— BEGIN —
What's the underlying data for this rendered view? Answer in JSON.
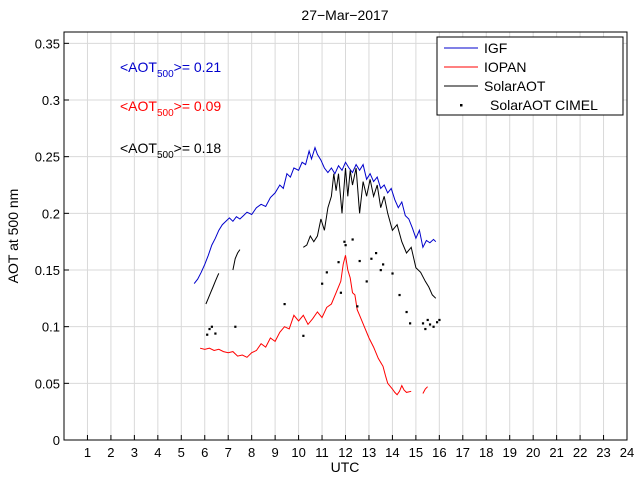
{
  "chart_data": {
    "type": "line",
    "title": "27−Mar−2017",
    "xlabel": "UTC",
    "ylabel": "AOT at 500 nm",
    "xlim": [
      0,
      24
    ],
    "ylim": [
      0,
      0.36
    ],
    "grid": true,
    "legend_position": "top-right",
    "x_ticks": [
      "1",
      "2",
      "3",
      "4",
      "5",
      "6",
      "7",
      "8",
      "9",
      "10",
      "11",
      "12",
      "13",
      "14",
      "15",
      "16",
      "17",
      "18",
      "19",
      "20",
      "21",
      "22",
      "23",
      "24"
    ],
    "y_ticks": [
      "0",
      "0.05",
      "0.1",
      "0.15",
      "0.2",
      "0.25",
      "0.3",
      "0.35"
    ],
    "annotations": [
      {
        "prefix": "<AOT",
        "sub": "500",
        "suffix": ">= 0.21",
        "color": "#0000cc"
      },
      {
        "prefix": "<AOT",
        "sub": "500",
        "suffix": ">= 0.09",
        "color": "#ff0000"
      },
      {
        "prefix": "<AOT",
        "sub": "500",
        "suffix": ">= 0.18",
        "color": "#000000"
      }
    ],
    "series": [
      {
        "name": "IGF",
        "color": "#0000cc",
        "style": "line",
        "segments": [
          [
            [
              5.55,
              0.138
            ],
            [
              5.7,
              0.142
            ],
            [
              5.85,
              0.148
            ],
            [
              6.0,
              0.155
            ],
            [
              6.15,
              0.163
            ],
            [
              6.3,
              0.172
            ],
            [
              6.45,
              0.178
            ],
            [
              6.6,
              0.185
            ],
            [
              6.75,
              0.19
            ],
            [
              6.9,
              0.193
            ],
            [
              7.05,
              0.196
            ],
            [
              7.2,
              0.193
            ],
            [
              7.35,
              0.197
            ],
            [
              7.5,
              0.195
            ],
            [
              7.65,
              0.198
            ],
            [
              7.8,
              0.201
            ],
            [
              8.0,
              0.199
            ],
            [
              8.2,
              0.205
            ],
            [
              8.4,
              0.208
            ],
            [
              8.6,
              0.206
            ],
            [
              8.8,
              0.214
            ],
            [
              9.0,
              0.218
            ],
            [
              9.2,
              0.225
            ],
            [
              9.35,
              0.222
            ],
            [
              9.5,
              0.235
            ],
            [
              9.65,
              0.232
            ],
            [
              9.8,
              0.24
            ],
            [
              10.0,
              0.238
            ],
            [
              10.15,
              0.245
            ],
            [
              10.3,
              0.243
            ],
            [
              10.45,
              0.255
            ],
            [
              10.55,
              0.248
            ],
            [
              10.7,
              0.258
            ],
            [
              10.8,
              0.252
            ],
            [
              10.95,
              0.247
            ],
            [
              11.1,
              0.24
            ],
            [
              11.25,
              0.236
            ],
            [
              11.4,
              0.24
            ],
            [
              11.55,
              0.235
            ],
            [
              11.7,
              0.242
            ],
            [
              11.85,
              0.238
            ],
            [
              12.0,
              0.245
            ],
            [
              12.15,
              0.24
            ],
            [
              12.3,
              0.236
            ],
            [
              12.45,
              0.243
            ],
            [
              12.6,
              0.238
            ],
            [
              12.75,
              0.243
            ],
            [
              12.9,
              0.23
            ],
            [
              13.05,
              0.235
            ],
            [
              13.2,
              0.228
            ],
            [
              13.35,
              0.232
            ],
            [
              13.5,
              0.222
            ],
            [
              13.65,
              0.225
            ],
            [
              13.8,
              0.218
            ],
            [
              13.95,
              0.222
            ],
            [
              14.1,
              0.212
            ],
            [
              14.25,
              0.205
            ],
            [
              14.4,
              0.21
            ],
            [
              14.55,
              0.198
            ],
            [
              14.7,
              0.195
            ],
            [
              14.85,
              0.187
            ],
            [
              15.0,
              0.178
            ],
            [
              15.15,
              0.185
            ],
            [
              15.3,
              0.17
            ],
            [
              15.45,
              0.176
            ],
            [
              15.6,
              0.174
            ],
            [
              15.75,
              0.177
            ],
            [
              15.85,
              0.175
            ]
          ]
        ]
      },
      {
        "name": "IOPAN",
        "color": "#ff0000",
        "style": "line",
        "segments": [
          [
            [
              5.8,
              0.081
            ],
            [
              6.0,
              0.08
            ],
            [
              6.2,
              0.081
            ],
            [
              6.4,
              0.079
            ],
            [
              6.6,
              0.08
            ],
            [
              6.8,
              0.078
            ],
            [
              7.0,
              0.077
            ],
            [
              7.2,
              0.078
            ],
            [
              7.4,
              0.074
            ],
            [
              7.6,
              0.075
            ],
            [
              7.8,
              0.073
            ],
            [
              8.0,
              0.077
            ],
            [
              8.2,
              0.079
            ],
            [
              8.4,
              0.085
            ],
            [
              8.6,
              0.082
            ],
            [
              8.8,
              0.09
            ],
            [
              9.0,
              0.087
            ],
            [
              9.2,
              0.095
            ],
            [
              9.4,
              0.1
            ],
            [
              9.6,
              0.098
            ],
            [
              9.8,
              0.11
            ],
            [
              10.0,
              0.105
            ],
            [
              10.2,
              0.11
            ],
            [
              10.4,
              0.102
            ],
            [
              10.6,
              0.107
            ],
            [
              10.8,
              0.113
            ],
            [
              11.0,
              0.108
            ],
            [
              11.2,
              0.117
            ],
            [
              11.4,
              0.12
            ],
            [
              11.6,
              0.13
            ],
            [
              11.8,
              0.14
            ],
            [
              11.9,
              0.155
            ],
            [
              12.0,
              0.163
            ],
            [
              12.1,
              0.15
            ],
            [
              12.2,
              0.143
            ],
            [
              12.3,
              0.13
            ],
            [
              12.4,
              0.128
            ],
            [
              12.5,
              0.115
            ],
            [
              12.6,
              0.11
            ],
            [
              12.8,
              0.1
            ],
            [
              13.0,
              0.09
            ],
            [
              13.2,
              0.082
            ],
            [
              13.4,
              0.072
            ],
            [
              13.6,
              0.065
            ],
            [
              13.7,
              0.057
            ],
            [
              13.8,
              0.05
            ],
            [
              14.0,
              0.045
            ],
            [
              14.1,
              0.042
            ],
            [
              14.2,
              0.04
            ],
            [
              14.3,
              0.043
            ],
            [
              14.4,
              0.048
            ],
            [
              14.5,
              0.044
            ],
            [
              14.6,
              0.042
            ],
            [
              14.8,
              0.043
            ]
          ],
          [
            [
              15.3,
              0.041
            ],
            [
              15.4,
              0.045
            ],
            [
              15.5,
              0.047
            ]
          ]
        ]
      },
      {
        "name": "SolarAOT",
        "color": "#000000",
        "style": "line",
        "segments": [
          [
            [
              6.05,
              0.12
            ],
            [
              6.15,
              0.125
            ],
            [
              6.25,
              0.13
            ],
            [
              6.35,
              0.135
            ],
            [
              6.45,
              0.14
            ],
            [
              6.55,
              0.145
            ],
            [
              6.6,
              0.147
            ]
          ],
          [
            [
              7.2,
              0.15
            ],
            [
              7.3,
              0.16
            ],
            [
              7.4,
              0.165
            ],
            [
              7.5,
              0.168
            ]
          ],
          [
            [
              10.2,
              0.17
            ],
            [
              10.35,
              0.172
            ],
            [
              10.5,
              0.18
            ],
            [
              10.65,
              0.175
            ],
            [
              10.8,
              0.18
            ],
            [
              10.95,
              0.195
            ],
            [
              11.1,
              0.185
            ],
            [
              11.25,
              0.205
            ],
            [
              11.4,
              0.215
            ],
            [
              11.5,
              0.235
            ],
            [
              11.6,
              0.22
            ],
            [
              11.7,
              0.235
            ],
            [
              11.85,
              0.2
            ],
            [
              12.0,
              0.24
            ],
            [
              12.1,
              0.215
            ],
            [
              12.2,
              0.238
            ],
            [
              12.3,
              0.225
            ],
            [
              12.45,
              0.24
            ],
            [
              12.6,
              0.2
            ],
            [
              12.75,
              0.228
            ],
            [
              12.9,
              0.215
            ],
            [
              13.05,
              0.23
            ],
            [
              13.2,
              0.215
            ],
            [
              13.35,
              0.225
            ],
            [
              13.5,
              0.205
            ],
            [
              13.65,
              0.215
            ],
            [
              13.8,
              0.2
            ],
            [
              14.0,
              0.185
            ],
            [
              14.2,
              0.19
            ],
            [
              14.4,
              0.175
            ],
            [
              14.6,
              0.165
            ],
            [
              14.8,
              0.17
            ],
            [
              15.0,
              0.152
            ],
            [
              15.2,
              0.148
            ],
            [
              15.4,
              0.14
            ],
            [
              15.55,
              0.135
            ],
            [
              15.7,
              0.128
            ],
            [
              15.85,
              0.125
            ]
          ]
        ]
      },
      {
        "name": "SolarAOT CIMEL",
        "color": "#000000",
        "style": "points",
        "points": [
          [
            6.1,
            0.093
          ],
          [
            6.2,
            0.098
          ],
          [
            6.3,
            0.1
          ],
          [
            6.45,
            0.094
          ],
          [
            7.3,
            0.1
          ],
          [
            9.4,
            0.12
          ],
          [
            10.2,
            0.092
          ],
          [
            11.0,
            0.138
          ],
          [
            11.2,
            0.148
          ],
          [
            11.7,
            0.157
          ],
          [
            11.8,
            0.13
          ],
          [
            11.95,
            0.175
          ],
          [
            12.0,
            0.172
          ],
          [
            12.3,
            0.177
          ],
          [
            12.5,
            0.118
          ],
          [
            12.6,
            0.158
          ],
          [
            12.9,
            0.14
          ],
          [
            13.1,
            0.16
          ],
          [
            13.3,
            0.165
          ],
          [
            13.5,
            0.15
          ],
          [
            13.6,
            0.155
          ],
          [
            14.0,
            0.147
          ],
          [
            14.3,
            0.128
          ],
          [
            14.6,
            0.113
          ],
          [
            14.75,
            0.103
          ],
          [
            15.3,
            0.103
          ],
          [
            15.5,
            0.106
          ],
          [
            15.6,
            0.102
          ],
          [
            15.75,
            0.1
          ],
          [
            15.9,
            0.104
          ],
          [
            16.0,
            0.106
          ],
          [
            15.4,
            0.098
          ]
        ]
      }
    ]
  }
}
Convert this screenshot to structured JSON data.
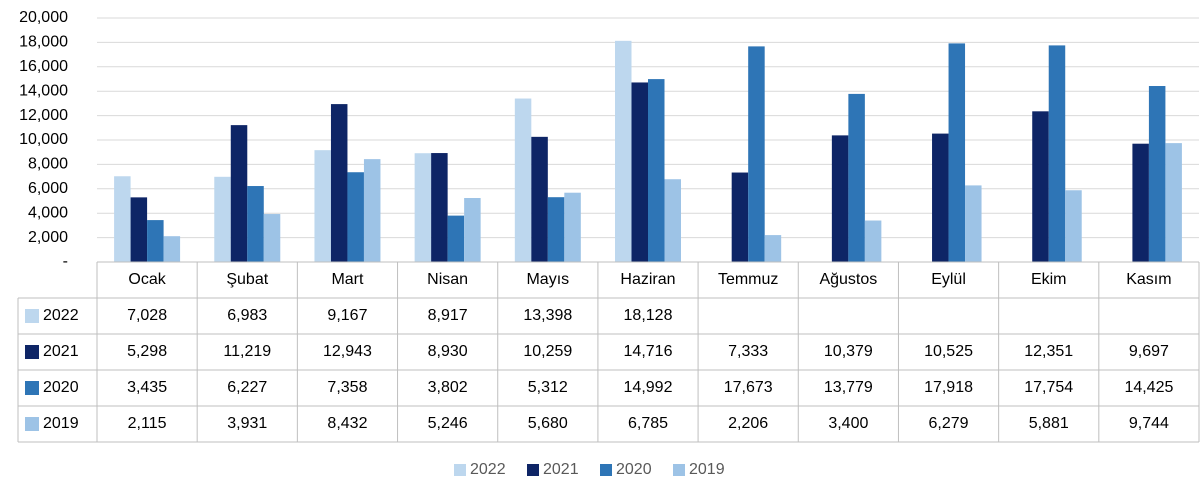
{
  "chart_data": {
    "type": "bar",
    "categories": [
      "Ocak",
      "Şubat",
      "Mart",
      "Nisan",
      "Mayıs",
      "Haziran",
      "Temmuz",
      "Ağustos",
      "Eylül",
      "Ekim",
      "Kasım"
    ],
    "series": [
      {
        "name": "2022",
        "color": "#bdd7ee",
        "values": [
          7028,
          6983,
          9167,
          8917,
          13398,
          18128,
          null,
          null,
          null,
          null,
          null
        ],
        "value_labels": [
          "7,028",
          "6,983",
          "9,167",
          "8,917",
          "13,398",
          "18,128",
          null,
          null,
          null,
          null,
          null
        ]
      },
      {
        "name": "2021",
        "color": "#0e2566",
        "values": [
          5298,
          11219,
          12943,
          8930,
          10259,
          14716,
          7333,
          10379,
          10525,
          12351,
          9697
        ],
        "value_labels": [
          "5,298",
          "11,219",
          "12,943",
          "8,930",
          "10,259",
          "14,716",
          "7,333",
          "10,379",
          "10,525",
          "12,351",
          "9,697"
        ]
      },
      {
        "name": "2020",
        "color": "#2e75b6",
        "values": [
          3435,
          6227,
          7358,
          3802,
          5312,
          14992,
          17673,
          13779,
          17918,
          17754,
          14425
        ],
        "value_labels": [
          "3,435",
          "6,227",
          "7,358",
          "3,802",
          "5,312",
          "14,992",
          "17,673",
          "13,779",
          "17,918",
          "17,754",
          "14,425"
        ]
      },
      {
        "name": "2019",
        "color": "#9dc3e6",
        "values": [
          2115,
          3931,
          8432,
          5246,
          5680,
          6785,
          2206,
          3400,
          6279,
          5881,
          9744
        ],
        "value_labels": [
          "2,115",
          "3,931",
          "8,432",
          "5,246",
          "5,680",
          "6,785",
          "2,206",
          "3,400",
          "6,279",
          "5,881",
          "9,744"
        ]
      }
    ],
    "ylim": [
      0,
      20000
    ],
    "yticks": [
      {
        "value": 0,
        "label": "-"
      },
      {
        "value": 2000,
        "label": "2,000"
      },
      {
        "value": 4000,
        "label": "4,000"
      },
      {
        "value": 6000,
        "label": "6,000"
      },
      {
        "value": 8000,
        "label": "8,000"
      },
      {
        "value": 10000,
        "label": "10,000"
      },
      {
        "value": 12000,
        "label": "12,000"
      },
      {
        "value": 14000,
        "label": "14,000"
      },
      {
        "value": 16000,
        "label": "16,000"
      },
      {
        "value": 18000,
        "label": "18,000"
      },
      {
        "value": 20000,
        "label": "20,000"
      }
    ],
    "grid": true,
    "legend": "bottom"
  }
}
— END —
GIVEN EXERCISE: Select and copy every line of the listing with the word "color".

OUTPUT FOR THIS TASK:
        "color": "#0000cc"
        "color": "#ff0000"
        "color": "#000000"
        "color": "#0000cc",
        "color": "#ff0000",
        "color": "#000000",
        "color": "#000000",
        "color": "#bdd7ee",
        "color": "#0e2566",
        "color": "#2e75b6",
        "color": "#9dc3e6",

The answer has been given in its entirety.